GIVEN TASK: Go through the listing beneath this task and return every line that carries the string "Altitude".

MATERIAL FOR THIS EXERCISE:
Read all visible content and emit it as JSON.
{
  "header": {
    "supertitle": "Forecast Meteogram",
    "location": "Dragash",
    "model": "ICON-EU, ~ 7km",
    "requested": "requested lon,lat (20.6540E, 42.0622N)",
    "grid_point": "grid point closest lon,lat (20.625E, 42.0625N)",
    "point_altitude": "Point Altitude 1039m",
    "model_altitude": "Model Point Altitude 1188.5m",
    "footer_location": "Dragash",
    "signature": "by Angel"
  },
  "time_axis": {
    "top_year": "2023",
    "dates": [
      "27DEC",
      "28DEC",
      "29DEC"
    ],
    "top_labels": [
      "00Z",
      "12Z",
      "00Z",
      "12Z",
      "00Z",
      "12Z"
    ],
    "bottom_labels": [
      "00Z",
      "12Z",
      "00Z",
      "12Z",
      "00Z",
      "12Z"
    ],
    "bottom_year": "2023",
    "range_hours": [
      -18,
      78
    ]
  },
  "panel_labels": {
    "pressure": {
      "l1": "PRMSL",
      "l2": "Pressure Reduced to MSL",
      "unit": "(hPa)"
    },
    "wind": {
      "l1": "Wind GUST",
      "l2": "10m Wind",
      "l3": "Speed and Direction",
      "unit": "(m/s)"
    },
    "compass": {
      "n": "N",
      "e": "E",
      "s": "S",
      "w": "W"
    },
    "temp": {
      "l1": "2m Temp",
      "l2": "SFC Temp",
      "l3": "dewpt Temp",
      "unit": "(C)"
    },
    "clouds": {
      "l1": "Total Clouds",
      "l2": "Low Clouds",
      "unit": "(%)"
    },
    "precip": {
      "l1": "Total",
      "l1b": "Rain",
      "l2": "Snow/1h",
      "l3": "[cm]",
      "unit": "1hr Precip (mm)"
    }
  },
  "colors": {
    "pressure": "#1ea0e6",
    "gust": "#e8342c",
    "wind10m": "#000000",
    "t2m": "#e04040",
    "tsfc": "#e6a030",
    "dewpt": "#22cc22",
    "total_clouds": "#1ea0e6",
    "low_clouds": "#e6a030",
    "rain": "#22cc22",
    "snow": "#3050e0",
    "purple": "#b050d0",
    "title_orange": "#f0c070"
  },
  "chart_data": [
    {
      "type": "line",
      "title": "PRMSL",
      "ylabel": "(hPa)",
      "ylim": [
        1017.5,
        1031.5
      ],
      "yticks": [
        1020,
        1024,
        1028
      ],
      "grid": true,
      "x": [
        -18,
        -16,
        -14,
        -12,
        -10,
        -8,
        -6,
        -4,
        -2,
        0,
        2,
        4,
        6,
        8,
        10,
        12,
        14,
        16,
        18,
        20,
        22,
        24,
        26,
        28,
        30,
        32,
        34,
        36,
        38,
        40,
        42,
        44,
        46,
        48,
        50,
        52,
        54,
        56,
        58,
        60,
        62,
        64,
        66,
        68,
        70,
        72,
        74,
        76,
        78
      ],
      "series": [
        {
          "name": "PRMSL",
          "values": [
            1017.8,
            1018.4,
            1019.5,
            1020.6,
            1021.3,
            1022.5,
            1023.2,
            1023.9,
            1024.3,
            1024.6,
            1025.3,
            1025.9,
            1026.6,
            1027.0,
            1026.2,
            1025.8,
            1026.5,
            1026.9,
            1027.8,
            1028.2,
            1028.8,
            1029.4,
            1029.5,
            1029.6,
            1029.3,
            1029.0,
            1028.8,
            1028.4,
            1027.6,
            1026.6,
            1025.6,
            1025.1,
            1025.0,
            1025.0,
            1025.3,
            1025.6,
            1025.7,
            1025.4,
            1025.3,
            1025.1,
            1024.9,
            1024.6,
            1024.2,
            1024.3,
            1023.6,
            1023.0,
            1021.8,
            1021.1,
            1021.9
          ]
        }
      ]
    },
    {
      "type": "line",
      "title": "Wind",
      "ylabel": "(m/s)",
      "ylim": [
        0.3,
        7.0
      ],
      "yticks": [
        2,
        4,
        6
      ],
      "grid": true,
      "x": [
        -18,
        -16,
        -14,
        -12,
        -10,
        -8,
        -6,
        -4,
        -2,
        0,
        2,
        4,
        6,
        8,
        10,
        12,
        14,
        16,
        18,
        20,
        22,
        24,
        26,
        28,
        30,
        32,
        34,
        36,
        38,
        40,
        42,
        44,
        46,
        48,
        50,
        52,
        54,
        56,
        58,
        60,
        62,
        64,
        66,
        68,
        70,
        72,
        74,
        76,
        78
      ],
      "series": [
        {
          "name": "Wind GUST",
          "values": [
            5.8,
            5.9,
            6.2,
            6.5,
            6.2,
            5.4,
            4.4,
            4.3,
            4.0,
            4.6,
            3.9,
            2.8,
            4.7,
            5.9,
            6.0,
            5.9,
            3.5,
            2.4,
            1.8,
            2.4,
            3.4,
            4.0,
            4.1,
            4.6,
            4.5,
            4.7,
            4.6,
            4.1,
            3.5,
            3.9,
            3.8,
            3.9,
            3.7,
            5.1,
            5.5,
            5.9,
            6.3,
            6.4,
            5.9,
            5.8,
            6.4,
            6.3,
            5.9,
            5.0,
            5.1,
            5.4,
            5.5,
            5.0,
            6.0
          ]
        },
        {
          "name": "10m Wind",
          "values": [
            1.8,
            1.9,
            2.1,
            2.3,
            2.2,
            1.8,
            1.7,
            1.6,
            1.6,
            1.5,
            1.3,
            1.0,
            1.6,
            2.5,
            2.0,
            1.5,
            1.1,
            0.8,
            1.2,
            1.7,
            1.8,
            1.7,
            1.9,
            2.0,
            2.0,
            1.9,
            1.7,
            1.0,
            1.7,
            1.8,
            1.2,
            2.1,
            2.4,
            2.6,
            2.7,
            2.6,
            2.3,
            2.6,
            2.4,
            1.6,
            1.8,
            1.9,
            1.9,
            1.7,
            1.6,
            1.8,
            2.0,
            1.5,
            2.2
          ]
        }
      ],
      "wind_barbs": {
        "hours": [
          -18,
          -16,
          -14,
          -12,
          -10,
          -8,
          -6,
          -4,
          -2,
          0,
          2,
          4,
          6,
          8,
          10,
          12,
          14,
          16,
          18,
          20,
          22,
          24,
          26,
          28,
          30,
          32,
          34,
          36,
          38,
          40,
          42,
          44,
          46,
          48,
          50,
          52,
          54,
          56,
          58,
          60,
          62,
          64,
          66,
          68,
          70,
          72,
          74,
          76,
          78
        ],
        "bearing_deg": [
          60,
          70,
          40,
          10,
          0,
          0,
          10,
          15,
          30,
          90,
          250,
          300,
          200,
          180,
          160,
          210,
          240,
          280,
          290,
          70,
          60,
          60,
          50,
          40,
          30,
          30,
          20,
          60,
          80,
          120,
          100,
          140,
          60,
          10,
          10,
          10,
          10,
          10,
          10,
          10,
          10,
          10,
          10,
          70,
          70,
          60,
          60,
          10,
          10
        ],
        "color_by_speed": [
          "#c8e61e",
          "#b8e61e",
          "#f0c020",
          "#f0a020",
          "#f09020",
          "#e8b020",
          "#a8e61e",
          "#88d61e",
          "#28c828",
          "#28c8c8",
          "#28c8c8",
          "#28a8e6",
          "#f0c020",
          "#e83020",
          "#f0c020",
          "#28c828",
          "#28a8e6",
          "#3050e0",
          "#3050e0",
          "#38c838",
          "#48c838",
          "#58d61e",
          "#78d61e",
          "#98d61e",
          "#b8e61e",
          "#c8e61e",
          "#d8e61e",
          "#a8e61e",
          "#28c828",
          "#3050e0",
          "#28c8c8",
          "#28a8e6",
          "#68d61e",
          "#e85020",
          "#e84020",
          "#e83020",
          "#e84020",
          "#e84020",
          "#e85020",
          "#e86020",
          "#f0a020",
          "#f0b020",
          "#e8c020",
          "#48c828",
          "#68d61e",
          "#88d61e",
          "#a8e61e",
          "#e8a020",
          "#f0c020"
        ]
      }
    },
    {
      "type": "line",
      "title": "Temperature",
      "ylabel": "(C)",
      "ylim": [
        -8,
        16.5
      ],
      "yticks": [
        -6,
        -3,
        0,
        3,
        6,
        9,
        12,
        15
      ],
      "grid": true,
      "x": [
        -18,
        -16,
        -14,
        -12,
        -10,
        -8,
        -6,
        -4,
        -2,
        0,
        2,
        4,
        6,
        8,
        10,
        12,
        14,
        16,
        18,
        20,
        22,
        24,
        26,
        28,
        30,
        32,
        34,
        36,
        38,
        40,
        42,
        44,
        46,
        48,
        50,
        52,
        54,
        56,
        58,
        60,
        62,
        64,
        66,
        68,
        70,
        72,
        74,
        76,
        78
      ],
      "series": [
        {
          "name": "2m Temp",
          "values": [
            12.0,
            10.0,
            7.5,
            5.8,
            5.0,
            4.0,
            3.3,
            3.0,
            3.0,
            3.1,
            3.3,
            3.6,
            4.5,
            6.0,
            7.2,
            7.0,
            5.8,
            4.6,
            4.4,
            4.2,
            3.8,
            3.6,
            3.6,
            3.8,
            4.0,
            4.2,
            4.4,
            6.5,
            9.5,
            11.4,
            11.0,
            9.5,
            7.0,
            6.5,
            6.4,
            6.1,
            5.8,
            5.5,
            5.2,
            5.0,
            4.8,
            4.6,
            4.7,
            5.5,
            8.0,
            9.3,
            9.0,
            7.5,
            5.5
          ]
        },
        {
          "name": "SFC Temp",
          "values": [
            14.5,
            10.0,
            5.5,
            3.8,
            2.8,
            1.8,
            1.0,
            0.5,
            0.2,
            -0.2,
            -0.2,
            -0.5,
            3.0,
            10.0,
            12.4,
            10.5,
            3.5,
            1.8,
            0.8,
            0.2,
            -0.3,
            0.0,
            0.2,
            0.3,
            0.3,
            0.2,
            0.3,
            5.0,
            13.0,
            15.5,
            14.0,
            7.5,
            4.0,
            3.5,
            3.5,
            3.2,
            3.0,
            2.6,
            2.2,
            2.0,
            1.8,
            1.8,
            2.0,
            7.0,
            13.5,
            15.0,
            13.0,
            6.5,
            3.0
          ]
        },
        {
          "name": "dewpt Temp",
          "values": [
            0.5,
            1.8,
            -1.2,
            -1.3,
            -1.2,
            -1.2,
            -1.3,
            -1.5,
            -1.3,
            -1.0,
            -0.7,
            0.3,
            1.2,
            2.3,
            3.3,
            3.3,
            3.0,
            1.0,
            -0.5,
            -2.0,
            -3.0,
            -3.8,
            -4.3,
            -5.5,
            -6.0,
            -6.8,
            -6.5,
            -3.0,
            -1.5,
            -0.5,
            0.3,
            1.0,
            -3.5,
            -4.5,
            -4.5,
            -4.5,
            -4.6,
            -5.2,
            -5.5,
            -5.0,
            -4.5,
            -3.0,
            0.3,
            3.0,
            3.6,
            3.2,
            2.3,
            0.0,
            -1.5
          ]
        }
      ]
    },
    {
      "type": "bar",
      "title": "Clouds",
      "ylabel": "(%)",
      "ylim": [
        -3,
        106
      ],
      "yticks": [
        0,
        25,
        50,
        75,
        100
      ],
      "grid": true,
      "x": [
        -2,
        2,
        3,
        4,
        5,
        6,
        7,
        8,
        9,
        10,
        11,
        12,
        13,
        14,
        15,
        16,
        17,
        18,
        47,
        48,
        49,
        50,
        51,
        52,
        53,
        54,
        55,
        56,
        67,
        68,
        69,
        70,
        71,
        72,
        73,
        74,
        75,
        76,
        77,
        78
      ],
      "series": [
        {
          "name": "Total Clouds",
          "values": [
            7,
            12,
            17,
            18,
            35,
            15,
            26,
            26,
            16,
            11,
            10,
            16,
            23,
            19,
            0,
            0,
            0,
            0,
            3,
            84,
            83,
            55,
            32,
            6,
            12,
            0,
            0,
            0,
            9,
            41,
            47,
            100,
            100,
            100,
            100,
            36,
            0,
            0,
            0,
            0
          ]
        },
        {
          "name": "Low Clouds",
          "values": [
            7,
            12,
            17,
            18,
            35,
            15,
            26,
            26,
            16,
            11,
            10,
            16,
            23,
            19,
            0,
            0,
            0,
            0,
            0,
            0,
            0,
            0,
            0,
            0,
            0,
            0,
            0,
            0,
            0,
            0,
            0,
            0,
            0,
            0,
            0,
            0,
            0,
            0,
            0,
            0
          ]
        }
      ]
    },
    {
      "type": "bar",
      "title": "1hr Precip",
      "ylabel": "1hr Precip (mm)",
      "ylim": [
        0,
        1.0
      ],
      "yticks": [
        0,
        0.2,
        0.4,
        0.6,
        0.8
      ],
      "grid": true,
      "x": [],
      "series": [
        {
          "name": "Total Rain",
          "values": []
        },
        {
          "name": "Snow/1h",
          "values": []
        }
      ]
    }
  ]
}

OUTPUT BELOW:
    "point_altitude": "Point Altitude 1039m",
    "model_altitude": "Model Point Altitude 1188.5m",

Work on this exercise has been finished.